TO BE DONE —
Give all the lines below again, exactly, with no pictures.

— start DATA FOR THE TASK —

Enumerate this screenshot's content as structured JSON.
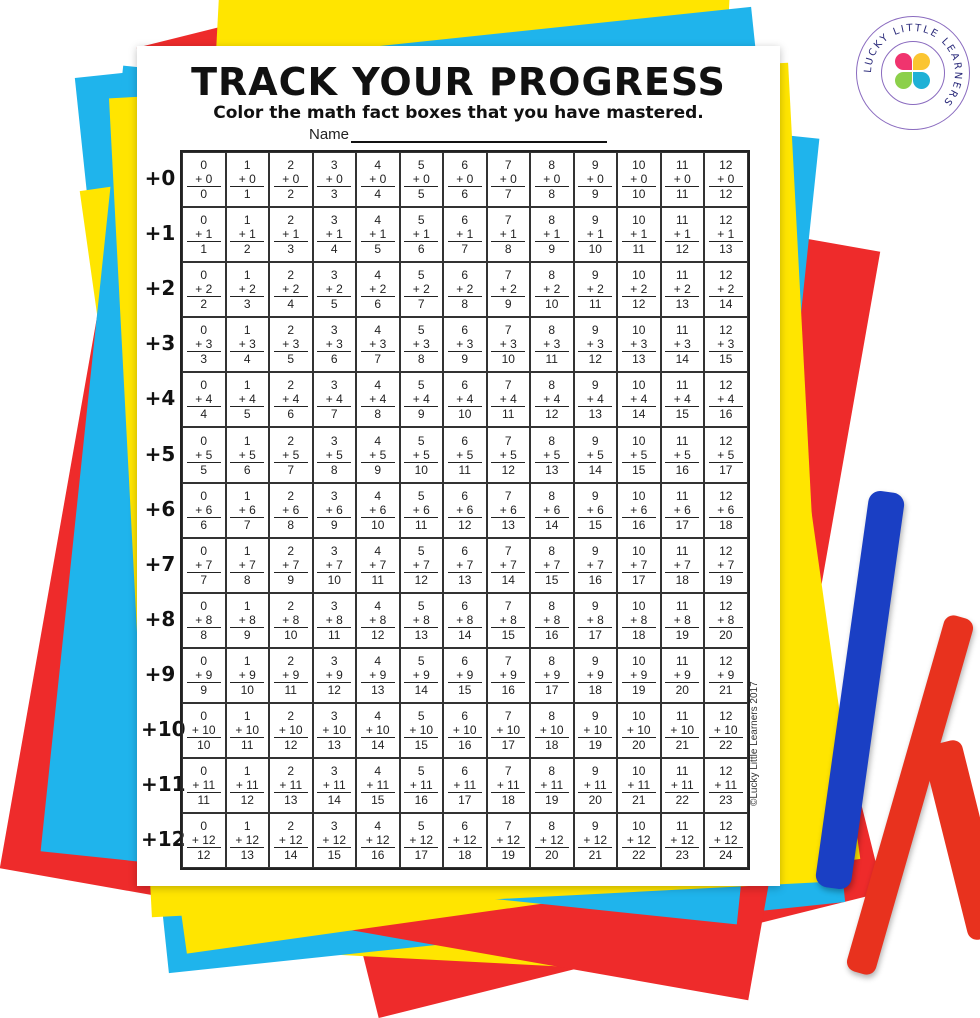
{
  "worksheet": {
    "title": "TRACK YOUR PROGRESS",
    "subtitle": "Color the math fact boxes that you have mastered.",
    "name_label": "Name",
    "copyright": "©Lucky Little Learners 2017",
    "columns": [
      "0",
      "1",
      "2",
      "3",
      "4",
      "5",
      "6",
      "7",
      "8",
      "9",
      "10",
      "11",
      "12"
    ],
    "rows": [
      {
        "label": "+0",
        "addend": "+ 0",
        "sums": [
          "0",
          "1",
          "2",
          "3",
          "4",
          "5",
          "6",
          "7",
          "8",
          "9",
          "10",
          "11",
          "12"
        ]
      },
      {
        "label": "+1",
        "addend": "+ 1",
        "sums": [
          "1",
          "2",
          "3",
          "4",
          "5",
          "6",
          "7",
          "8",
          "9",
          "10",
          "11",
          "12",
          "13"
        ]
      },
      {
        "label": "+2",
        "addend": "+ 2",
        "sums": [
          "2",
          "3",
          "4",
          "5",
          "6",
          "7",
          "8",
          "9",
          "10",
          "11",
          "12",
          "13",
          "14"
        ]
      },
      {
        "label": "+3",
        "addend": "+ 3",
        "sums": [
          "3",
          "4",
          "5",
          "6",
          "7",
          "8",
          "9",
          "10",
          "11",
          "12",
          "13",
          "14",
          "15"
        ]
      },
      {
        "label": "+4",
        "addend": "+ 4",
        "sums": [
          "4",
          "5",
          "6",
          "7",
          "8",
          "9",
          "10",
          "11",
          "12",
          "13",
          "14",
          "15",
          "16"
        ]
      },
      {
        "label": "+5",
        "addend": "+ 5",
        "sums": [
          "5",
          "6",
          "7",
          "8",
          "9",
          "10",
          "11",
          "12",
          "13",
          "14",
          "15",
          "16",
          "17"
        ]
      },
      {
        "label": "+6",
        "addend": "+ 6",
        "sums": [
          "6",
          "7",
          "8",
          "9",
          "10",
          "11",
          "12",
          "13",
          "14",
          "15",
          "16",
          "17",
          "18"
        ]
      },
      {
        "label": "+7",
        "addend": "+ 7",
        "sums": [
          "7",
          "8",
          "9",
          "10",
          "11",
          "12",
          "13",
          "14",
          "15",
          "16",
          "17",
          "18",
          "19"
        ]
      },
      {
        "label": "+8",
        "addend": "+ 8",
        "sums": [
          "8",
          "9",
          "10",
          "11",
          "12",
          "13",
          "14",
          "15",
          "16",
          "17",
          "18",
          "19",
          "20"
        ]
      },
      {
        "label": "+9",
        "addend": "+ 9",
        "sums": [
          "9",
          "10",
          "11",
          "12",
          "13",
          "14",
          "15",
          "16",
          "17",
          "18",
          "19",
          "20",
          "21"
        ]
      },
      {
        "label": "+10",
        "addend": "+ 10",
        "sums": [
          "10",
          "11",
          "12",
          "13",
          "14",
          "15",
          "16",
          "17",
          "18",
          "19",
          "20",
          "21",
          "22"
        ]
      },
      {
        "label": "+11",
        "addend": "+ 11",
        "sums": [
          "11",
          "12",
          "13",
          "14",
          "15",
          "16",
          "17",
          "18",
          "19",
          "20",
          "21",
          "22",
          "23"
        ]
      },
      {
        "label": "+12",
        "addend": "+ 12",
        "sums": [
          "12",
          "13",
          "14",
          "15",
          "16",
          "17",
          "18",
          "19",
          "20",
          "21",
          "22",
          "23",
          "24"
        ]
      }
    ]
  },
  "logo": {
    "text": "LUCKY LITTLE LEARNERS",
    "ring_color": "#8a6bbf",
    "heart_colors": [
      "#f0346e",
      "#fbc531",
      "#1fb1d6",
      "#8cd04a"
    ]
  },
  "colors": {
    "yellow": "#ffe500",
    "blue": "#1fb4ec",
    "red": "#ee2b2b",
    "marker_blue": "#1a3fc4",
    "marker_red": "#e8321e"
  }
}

— end DATA FOR THE TASK —

OUTPUT —
Enumerate this screenshot's content as structured JSON.
{
  "worksheet": {
    "title": "TRACK YOUR PROGRESS",
    "subtitle": "Color the math fact boxes that you have mastered.",
    "name_label": "Name",
    "copyright": "©Lucky Little Learners 2017",
    "columns": [
      "0",
      "1",
      "2",
      "3",
      "4",
      "5",
      "6",
      "7",
      "8",
      "9",
      "10",
      "11",
      "12"
    ],
    "rows": [
      {
        "label": "+0",
        "addend": "+ 0",
        "sums": [
          "0",
          "1",
          "2",
          "3",
          "4",
          "5",
          "6",
          "7",
          "8",
          "9",
          "10",
          "11",
          "12"
        ]
      },
      {
        "label": "+1",
        "addend": "+ 1",
        "sums": [
          "1",
          "2",
          "3",
          "4",
          "5",
          "6",
          "7",
          "8",
          "9",
          "10",
          "11",
          "12",
          "13"
        ]
      },
      {
        "label": "+2",
        "addend": "+ 2",
        "sums": [
          "2",
          "3",
          "4",
          "5",
          "6",
          "7",
          "8",
          "9",
          "10",
          "11",
          "12",
          "13",
          "14"
        ]
      },
      {
        "label": "+3",
        "addend": "+ 3",
        "sums": [
          "3",
          "4",
          "5",
          "6",
          "7",
          "8",
          "9",
          "10",
          "11",
          "12",
          "13",
          "14",
          "15"
        ]
      },
      {
        "label": "+4",
        "addend": "+ 4",
        "sums": [
          "4",
          "5",
          "6",
          "7",
          "8",
          "9",
          "10",
          "11",
          "12",
          "13",
          "14",
          "15",
          "16"
        ]
      },
      {
        "label": "+5",
        "addend": "+ 5",
        "sums": [
          "5",
          "6",
          "7",
          "8",
          "9",
          "10",
          "11",
          "12",
          "13",
          "14",
          "15",
          "16",
          "17"
        ]
      },
      {
        "label": "+6",
        "addend": "+ 6",
        "sums": [
          "6",
          "7",
          "8",
          "9",
          "10",
          "11",
          "12",
          "13",
          "14",
          "15",
          "16",
          "17",
          "18"
        ]
      },
      {
        "label": "+7",
        "addend": "+ 7",
        "sums": [
          "7",
          "8",
          "9",
          "10",
          "11",
          "12",
          "13",
          "14",
          "15",
          "16",
          "17",
          "18",
          "19"
        ]
      },
      {
        "label": "+8",
        "addend": "+ 8",
        "sums": [
          "8",
          "9",
          "10",
          "11",
          "12",
          "13",
          "14",
          "15",
          "16",
          "17",
          "18",
          "19",
          "20"
        ]
      },
      {
        "label": "+9",
        "addend": "+ 9",
        "sums": [
          "9",
          "10",
          "11",
          "12",
          "13",
          "14",
          "15",
          "16",
          "17",
          "18",
          "19",
          "20",
          "21"
        ]
      },
      {
        "label": "+10",
        "addend": "+ 10",
        "sums": [
          "10",
          "11",
          "12",
          "13",
          "14",
          "15",
          "16",
          "17",
          "18",
          "19",
          "20",
          "21",
          "22"
        ]
      },
      {
        "label": "+11",
        "addend": "+ 11",
        "sums": [
          "11",
          "12",
          "13",
          "14",
          "15",
          "16",
          "17",
          "18",
          "19",
          "20",
          "21",
          "22",
          "23"
        ]
      },
      {
        "label": "+12",
        "addend": "+ 12",
        "sums": [
          "12",
          "13",
          "14",
          "15",
          "16",
          "17",
          "18",
          "19",
          "20",
          "21",
          "22",
          "23",
          "24"
        ]
      }
    ]
  },
  "logo": {
    "text": "LUCKY LITTLE LEARNERS",
    "ring_color": "#8a6bbf",
    "heart_colors": [
      "#f0346e",
      "#fbc531",
      "#1fb1d6",
      "#8cd04a"
    ]
  },
  "colors": {
    "yellow": "#ffe500",
    "blue": "#1fb4ec",
    "red": "#ee2b2b",
    "marker_blue": "#1a3fc4",
    "marker_red": "#e8321e"
  }
}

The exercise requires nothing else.